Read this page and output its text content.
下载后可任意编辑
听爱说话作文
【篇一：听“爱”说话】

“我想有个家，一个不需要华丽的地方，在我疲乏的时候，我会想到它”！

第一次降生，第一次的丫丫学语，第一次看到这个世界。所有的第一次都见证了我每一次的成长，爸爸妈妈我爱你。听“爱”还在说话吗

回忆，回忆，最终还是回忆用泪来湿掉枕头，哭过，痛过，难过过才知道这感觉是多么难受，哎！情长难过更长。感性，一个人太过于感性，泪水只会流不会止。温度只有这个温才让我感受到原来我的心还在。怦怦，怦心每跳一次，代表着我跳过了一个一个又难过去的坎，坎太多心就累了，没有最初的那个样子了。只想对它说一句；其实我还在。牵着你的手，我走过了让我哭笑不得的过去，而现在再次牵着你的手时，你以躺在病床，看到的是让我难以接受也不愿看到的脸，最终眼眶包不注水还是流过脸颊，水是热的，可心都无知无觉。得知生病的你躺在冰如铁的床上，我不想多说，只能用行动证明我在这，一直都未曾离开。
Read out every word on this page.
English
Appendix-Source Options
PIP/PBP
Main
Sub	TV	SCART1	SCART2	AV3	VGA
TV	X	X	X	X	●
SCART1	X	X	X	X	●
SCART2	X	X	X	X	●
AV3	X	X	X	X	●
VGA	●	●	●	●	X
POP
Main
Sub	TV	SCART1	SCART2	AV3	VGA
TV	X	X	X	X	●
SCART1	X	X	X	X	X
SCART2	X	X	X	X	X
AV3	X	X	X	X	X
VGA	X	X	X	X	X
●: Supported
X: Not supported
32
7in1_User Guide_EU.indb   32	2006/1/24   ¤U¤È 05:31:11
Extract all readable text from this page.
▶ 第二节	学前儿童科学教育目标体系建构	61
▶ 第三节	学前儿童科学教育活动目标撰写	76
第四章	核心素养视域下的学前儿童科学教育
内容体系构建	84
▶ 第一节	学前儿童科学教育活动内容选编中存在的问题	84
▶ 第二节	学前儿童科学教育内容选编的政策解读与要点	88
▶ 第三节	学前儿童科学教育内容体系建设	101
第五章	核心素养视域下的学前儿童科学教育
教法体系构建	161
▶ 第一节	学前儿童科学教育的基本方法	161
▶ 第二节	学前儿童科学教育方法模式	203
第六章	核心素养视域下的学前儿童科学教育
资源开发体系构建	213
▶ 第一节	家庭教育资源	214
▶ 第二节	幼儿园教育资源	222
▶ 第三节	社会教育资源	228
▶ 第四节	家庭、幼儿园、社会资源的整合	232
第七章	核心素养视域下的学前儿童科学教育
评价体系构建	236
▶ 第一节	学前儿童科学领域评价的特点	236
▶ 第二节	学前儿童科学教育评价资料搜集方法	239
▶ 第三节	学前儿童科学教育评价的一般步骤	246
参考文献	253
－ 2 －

◆ Exercise
Through the last line of the entries above, beginning at the line containing "Extract all readable text from this page.", transcribe each line exactly, both ends included and nothing more.

◆ Exercise response
Extract all readable text from this page.
▶ 第二节	学前儿童科学教育目标体系建构	61
▶ 第三节	学前儿童科学教育活动目标撰写	76
第四章	核心素养视域下的学前儿童科学教育
内容体系构建	84
▶ 第一节	学前儿童科学教育活动内容选编中存在的问题	84
▶ 第二节	学前儿童科学教育内容选编的政策解读与要点	88
▶ 第三节	学前儿童科学教育内容体系建设	101
第五章	核心素养视域下的学前儿童科学教育
教法体系构建	161
▶ 第一节	学前儿童科学教育的基本方法	161
▶ 第二节	学前儿童科学教育方法模式	203
第六章	核心素养视域下的学前儿童科学教育
资源开发体系构建	213
▶ 第一节	家庭教育资源	214
▶ 第二节	幼儿园教育资源	222
▶ 第三节	社会教育资源	228
▶ 第四节	家庭、幼儿园、社会资源的整合	232
第七章	核心素养视域下的学前儿童科学教育
评价体系构建	236
▶ 第一节	学前儿童科学领域评价的特点	236
▶ 第二节	学前儿童科学教育评价资料搜集方法	239
▶ 第三节	学前儿童科学教育评价的一般步骤	246
参考文献	253
－ 2 －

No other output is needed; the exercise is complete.